#### EXERCISE OBJECTIVE
Locate every line in the records below that holds the word "figure" and return each one.

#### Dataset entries
<<<<

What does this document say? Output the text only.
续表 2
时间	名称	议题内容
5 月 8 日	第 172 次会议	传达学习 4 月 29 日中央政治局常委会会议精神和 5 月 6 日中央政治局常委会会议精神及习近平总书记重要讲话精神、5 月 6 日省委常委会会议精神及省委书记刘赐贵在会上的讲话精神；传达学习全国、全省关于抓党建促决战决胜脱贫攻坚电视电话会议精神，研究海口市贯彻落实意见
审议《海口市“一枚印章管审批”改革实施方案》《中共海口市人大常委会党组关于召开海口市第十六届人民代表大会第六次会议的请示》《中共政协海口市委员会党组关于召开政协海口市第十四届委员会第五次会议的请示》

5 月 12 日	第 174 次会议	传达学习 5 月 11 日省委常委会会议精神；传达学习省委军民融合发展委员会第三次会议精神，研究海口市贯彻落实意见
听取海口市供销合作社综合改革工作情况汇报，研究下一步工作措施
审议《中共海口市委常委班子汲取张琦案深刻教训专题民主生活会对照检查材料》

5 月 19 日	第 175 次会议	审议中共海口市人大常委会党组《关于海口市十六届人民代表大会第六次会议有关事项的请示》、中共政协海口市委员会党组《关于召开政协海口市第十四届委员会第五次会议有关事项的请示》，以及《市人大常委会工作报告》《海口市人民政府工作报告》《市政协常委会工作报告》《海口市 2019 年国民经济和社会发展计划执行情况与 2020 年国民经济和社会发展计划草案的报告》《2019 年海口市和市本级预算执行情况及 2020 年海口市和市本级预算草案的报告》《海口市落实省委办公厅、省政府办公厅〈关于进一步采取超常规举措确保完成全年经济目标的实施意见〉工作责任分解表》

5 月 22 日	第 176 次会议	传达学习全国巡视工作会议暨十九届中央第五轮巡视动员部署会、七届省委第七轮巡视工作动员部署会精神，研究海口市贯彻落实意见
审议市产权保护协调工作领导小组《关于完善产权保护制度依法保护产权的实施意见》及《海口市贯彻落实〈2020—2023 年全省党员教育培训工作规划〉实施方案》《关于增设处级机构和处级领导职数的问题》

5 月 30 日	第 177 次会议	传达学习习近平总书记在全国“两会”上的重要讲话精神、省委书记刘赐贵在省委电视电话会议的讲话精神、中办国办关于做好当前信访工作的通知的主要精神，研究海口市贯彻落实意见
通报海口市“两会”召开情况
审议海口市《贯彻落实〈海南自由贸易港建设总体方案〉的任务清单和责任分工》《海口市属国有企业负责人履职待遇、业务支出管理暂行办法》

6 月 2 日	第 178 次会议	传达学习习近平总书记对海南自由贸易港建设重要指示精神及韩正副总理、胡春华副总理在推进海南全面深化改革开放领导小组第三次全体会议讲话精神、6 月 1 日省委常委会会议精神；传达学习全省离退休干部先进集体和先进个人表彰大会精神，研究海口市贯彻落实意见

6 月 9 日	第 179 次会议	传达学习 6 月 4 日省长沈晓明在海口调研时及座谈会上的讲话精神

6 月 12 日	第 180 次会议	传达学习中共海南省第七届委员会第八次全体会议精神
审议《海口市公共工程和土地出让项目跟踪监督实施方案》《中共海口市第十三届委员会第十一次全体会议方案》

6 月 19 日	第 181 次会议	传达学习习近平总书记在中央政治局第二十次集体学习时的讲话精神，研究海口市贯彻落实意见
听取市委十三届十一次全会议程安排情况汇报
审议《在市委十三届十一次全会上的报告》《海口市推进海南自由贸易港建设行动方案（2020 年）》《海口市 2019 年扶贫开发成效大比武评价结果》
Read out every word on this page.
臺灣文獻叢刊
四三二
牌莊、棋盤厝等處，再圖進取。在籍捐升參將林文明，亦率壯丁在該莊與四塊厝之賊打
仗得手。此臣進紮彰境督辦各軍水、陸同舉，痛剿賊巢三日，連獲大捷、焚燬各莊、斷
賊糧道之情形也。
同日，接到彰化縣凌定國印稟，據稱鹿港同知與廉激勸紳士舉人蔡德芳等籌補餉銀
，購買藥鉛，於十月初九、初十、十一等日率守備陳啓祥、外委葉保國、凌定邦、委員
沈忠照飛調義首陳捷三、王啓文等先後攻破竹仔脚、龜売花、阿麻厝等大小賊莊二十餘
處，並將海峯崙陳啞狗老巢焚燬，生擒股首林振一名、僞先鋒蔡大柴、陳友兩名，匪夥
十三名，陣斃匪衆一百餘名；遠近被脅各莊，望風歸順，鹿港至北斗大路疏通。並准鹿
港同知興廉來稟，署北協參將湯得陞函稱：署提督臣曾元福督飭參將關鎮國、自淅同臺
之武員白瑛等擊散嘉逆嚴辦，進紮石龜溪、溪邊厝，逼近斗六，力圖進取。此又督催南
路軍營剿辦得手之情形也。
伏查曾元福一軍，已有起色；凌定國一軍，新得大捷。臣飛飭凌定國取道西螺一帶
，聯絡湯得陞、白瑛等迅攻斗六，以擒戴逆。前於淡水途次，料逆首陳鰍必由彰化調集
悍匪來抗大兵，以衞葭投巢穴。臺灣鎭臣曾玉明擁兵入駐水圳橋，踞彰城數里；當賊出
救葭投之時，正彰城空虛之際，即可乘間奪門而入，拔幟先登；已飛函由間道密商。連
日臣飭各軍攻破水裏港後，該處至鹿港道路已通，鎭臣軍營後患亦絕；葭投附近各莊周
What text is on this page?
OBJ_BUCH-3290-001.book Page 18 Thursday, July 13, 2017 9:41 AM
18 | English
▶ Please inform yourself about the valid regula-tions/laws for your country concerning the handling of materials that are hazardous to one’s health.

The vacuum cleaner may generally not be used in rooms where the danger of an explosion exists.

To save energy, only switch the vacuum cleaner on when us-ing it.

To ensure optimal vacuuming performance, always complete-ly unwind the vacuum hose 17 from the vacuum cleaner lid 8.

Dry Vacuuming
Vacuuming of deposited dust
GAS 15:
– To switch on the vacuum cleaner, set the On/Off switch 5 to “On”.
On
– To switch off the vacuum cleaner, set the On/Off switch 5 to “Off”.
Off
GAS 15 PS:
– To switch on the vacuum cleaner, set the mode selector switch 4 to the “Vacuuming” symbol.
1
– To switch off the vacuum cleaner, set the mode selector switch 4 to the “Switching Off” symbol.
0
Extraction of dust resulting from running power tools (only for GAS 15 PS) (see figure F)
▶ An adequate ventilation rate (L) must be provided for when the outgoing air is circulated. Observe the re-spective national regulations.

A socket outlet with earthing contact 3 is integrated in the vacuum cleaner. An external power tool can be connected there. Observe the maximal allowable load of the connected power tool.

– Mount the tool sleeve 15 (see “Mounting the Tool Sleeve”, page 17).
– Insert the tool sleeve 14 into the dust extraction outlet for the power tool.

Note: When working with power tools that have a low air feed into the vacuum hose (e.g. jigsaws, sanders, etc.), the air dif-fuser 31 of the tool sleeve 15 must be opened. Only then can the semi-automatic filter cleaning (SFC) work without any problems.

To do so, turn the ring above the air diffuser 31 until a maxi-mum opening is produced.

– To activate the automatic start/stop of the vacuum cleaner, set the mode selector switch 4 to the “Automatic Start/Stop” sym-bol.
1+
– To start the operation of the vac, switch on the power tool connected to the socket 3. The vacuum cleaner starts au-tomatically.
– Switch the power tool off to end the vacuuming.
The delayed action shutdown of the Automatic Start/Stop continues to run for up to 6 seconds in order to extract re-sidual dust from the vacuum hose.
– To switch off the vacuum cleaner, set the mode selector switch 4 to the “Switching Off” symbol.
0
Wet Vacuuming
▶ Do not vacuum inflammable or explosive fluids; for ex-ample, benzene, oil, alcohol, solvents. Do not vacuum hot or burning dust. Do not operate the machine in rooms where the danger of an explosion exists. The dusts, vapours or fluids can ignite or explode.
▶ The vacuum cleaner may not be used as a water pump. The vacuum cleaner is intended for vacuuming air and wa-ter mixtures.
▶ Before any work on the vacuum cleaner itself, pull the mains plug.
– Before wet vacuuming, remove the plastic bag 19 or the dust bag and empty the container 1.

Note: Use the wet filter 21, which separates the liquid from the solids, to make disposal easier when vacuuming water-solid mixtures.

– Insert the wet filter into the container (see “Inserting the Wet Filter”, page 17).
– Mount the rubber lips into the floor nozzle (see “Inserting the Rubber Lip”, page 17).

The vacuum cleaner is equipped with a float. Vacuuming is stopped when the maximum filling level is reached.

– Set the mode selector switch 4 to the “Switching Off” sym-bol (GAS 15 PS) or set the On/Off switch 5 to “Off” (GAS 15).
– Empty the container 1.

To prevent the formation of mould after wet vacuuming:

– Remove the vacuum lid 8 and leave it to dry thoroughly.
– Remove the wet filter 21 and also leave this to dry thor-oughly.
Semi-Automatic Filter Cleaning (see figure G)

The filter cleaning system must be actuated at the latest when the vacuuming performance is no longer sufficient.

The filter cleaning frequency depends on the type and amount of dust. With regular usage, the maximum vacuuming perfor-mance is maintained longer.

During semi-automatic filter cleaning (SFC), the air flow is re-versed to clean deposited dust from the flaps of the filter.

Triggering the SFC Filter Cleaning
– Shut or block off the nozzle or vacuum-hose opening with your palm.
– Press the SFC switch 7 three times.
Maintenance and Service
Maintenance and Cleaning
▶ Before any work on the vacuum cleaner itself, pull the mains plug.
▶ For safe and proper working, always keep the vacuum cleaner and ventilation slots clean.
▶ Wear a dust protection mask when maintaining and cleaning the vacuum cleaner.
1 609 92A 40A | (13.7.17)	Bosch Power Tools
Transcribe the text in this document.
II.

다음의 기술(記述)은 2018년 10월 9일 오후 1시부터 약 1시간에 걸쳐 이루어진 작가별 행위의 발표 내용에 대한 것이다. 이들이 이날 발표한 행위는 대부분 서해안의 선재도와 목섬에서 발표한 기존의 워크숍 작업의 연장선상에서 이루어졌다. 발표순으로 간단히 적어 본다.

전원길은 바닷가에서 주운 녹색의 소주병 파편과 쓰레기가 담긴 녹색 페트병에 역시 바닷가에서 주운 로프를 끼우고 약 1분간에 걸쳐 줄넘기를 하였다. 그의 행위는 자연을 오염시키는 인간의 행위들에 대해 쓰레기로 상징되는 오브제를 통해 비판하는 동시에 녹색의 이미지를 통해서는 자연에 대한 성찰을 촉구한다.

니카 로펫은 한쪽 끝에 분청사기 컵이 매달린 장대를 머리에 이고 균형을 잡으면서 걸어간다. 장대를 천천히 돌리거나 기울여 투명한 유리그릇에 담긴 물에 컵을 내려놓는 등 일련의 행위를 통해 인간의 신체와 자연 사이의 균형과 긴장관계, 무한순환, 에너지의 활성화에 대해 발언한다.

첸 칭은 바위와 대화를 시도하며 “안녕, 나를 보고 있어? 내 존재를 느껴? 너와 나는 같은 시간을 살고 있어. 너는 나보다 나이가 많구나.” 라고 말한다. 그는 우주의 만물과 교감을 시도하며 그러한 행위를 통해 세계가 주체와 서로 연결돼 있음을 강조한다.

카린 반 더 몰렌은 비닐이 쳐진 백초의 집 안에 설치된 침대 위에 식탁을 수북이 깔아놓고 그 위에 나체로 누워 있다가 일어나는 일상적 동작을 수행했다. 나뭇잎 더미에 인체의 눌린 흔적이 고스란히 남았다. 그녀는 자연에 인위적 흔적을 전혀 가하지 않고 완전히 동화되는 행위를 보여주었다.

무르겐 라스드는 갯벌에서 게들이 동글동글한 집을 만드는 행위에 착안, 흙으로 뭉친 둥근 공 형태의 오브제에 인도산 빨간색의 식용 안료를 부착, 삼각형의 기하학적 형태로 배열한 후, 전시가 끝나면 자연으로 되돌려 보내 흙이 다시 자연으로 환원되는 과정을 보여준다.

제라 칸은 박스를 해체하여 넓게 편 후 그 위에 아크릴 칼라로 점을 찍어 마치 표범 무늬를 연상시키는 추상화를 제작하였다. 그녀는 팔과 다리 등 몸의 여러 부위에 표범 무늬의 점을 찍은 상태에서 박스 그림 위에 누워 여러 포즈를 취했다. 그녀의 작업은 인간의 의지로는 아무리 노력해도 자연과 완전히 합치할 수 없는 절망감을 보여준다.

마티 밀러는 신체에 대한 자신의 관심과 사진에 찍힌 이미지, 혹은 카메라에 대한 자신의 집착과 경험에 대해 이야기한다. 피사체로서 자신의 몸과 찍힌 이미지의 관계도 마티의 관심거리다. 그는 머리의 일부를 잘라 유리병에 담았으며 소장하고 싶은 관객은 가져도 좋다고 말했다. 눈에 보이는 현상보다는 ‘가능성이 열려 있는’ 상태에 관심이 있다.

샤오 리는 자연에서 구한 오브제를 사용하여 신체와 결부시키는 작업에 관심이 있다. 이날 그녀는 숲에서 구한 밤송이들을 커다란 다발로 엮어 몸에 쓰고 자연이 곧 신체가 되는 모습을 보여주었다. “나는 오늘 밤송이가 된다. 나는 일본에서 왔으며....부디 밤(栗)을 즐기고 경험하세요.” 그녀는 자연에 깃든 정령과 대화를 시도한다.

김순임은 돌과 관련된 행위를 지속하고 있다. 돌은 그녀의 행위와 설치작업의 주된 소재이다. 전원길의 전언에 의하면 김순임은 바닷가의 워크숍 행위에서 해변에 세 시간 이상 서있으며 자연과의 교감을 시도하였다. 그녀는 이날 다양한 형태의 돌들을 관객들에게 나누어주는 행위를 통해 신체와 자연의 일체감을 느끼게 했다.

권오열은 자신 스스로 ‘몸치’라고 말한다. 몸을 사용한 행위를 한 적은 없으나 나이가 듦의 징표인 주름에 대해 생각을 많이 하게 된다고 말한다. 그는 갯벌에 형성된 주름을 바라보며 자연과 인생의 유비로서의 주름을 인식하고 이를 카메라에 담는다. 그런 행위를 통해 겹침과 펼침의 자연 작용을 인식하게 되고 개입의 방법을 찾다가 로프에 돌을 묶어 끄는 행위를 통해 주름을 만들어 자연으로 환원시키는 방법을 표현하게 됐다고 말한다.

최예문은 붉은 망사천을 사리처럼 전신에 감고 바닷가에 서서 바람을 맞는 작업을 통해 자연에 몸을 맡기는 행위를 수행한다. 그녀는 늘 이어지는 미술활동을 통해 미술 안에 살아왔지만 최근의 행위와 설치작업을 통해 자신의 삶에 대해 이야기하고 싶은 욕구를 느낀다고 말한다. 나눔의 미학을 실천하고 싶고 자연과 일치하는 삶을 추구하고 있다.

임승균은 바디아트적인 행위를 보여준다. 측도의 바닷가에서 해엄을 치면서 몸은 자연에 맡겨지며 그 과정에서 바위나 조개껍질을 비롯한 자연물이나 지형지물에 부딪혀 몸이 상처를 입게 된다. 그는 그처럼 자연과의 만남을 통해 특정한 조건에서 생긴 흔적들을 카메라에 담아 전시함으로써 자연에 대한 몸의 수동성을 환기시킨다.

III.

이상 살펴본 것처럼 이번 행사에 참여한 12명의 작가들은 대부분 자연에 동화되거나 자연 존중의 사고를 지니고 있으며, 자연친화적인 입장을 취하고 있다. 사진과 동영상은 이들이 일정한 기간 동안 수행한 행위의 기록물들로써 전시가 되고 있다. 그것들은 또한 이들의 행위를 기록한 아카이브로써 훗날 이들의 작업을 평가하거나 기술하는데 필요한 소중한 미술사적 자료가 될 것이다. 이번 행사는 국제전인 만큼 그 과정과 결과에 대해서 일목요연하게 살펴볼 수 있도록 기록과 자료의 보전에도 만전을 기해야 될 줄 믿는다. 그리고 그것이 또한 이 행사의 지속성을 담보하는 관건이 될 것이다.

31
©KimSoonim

>>>>

#### RESULT BELOW
Extraction of dust resulting from running power tools (only for GAS 15 PS) (see figure F)
Semi-Automatic Filter Cleaning (see figure G)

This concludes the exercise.